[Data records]
==============================

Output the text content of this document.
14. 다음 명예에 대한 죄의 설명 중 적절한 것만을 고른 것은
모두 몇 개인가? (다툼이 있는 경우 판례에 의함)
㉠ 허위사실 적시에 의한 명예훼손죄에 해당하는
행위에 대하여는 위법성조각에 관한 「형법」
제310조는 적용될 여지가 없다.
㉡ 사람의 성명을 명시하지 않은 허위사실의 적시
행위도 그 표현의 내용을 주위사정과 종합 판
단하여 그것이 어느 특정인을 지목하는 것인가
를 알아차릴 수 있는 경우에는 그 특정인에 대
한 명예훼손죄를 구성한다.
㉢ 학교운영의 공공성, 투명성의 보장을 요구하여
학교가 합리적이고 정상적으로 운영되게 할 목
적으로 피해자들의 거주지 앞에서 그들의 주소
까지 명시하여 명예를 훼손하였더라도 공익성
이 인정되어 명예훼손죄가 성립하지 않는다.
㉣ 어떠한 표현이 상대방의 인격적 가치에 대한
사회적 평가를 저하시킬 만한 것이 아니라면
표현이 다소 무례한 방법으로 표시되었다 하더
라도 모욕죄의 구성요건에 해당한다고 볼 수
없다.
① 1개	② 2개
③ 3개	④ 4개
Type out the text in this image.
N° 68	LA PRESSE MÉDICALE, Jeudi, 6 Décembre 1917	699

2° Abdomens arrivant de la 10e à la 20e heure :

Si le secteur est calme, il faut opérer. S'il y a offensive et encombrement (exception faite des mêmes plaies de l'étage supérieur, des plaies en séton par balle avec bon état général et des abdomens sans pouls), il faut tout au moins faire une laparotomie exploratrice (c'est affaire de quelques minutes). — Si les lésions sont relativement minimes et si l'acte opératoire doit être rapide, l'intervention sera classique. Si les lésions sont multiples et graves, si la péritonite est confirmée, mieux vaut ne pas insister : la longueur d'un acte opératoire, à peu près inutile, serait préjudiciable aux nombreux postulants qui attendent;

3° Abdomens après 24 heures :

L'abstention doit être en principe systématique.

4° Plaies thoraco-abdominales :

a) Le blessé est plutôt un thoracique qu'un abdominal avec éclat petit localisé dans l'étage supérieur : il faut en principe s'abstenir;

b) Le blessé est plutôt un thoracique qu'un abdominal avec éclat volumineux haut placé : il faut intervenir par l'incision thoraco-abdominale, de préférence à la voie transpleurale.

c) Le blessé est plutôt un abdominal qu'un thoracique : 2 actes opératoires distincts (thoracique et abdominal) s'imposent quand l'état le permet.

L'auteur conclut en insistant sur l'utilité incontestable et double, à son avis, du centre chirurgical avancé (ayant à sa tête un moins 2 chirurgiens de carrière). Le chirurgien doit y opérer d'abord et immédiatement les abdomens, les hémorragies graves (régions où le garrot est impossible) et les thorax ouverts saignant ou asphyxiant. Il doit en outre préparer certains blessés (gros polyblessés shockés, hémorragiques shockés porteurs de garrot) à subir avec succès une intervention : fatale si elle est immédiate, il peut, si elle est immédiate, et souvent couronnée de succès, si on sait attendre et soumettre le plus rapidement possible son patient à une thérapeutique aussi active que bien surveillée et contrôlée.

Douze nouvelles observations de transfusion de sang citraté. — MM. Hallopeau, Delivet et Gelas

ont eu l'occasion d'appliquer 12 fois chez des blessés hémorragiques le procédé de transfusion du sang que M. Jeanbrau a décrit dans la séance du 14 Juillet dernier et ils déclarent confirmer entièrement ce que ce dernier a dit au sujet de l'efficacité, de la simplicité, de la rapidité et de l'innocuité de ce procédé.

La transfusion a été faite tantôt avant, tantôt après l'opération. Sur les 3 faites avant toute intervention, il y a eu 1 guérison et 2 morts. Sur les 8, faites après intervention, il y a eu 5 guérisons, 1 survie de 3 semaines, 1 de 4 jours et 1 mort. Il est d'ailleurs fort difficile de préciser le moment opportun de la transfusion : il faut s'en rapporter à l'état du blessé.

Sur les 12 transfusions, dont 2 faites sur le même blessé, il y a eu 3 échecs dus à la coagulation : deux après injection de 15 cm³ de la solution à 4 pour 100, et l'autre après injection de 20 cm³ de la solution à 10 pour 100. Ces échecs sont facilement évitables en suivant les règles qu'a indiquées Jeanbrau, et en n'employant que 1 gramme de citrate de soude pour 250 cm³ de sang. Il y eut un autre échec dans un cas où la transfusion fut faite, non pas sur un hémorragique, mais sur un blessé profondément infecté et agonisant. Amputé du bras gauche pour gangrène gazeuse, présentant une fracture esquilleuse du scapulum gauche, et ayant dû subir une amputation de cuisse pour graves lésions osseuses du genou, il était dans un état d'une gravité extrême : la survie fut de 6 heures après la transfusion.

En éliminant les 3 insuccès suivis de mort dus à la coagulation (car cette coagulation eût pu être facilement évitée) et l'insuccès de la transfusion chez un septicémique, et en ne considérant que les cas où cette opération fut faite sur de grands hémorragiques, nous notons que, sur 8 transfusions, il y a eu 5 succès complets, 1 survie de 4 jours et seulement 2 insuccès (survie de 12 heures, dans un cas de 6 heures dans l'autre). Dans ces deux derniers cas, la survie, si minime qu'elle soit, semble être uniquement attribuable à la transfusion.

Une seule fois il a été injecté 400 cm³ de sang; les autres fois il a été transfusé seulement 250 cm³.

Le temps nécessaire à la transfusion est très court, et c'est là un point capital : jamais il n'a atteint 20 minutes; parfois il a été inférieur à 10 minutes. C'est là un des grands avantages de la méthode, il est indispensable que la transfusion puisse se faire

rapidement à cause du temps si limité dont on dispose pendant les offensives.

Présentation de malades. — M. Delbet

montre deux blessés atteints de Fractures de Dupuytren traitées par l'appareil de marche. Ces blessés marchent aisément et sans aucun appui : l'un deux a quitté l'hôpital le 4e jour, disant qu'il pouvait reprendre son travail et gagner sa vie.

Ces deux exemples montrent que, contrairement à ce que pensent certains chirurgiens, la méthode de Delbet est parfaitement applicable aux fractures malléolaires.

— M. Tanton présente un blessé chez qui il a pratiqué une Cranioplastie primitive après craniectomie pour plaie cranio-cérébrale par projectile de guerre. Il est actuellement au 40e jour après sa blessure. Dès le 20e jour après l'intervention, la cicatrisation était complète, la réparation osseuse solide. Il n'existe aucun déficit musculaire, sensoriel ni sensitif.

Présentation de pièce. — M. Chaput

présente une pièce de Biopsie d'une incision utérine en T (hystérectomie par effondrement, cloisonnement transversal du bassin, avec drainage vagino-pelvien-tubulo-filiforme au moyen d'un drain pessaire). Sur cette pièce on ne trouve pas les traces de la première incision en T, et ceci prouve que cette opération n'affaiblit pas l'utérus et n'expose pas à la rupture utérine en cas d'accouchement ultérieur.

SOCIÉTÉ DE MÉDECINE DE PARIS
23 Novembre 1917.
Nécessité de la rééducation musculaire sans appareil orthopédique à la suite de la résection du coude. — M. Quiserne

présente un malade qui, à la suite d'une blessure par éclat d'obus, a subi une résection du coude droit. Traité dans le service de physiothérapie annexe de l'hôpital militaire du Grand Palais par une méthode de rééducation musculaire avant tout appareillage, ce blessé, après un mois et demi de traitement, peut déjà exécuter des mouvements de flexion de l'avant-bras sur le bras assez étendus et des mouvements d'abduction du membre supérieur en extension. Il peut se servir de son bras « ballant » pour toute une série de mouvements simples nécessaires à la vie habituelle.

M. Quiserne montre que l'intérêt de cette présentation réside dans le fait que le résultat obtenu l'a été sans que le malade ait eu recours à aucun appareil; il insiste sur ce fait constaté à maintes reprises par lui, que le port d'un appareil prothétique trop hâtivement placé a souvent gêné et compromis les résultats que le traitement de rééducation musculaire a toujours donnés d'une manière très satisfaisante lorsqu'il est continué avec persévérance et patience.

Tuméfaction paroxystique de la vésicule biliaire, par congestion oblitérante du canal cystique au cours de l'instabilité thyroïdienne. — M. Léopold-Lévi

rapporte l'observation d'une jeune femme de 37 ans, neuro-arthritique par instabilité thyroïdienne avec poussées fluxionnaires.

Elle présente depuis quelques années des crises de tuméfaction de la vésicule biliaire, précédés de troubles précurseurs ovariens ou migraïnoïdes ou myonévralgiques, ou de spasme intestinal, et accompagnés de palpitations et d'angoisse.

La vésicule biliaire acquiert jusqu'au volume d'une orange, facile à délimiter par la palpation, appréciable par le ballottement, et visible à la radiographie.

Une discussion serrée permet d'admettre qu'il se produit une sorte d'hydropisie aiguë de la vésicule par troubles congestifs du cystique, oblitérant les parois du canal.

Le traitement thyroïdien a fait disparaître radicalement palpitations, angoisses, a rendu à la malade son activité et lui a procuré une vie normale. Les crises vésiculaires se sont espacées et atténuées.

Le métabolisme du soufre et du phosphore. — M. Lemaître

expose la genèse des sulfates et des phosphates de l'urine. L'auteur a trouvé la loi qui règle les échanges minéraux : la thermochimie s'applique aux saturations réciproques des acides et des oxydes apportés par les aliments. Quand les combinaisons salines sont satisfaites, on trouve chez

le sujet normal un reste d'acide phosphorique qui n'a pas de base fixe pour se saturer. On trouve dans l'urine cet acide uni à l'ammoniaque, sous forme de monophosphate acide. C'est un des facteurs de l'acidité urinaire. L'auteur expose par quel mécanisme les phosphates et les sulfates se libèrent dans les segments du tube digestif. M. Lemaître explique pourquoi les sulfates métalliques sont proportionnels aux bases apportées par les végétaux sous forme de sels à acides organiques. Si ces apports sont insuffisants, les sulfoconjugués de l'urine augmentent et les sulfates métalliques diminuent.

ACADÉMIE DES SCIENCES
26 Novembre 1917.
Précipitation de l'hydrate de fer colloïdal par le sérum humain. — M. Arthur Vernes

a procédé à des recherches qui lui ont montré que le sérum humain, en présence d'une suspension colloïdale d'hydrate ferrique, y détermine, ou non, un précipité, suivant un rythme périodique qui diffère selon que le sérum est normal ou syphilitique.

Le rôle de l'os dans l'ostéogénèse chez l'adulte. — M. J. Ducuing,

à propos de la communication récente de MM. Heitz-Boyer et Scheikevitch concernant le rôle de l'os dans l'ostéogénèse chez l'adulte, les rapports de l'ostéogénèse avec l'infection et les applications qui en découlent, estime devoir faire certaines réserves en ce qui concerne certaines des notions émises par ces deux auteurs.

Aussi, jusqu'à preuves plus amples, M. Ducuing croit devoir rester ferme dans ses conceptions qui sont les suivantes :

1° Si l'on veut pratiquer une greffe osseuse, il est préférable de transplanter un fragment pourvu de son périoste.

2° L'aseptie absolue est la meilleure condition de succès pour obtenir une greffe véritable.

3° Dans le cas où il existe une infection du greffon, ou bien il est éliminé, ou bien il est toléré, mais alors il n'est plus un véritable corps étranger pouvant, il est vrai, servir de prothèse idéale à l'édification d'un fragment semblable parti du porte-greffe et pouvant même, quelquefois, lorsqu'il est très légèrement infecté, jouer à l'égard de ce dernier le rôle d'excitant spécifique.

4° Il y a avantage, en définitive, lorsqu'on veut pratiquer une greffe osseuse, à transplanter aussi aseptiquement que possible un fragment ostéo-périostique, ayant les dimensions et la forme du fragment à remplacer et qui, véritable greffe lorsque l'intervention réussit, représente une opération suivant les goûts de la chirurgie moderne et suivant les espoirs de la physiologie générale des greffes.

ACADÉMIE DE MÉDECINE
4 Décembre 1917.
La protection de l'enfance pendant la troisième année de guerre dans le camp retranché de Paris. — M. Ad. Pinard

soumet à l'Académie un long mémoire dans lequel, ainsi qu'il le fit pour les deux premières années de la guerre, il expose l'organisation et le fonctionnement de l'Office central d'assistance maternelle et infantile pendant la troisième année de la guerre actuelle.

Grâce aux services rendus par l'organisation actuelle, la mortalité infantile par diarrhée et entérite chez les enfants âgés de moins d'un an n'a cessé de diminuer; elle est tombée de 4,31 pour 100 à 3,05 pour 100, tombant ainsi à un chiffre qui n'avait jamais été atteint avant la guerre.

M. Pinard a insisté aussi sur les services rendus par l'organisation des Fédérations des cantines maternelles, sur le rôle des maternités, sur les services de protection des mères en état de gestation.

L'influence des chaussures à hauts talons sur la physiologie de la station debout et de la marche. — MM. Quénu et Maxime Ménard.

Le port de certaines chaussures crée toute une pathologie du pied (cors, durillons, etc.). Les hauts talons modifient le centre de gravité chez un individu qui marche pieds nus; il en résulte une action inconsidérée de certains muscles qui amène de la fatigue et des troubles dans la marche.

==============================

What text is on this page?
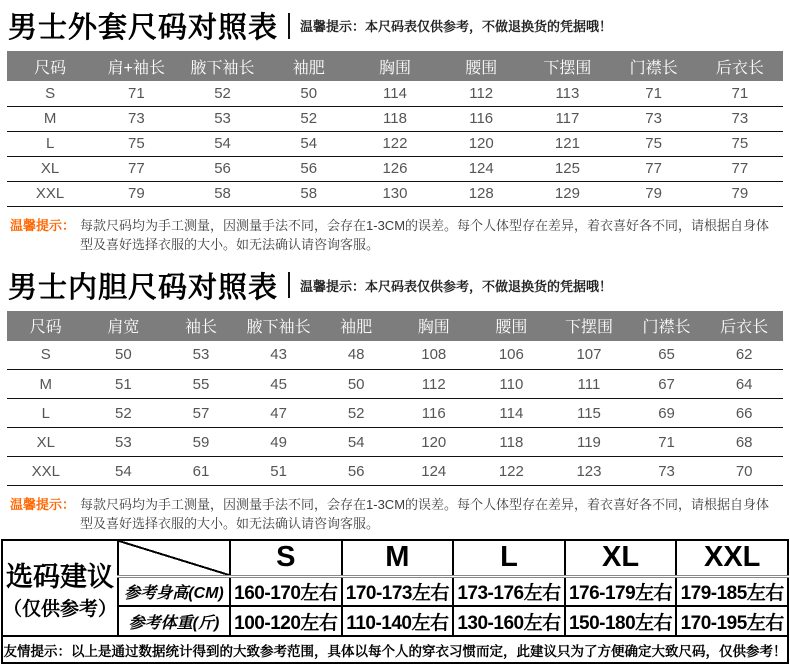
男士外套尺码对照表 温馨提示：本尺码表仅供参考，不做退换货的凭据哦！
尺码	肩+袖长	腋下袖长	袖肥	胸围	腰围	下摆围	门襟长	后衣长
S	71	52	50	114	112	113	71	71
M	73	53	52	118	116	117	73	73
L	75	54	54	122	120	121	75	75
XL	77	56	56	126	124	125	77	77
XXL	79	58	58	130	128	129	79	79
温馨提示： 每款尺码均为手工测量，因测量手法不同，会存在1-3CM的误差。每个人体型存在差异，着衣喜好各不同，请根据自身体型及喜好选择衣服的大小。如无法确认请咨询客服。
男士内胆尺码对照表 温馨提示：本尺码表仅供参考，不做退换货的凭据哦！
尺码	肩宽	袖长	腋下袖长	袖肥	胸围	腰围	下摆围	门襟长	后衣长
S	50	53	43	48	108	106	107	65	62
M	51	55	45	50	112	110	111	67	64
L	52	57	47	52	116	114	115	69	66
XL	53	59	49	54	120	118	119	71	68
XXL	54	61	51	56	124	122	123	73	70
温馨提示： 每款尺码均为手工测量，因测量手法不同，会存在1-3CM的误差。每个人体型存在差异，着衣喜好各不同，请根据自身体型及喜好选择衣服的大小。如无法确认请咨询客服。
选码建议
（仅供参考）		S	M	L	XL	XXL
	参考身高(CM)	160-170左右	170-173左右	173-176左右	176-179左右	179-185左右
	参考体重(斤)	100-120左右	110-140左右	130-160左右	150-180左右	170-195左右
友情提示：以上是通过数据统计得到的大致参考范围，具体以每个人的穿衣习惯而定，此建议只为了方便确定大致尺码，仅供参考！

==============================

WHAT IS BEING ASKED -> Search the data above for the string "supérieur" and copy each line that has it.

IN RESPONSE ->
Si le secteur est calme, il faut opérer. S'il y a offensive et encombrement (exception faite des mêmes plaies de l'étage supérieur, des plaies en séton par balle avec bon état général et des abdomens sans pouls), il faut tout au moins faire une laparotomie exploratrice (c'est affaire de quelques minutes). — Si les lésions sont relativement minimes et si l'acte opératoire doit être rapide, l'intervention sera classique. Si les lésions sont multiples et graves, si la péritonite est confirmée, mieux vaut ne pas insister : la longueur d'un acte opératoire, à peu près inutile, serait préjudiciable aux nombreux postulants qui attendent;
a) Le blessé est plutôt un thoracique qu'un abdominal avec éclat petit localisé dans l'étage supérieur : il faut en principe s'abstenir;
présente un malade qui, à la suite d'une blessure par éclat d'obus, a subi une résection du coude droit. Traité dans le service de physiothérapie annexe de l'hôpital militaire du Grand Palais par une méthode de rééducation musculaire avant tout appareillage, ce blessé, après un mois et demi de traitement, peut déjà exécuter des mouvements de flexion de l'avant-bras sur le bras assez étendus et des mouvements d'abduction du membre supérieur en extension. Il peut se servir de son bras « ballant » pour toute une série de mouvements simples nécessaires à la vie habituelle.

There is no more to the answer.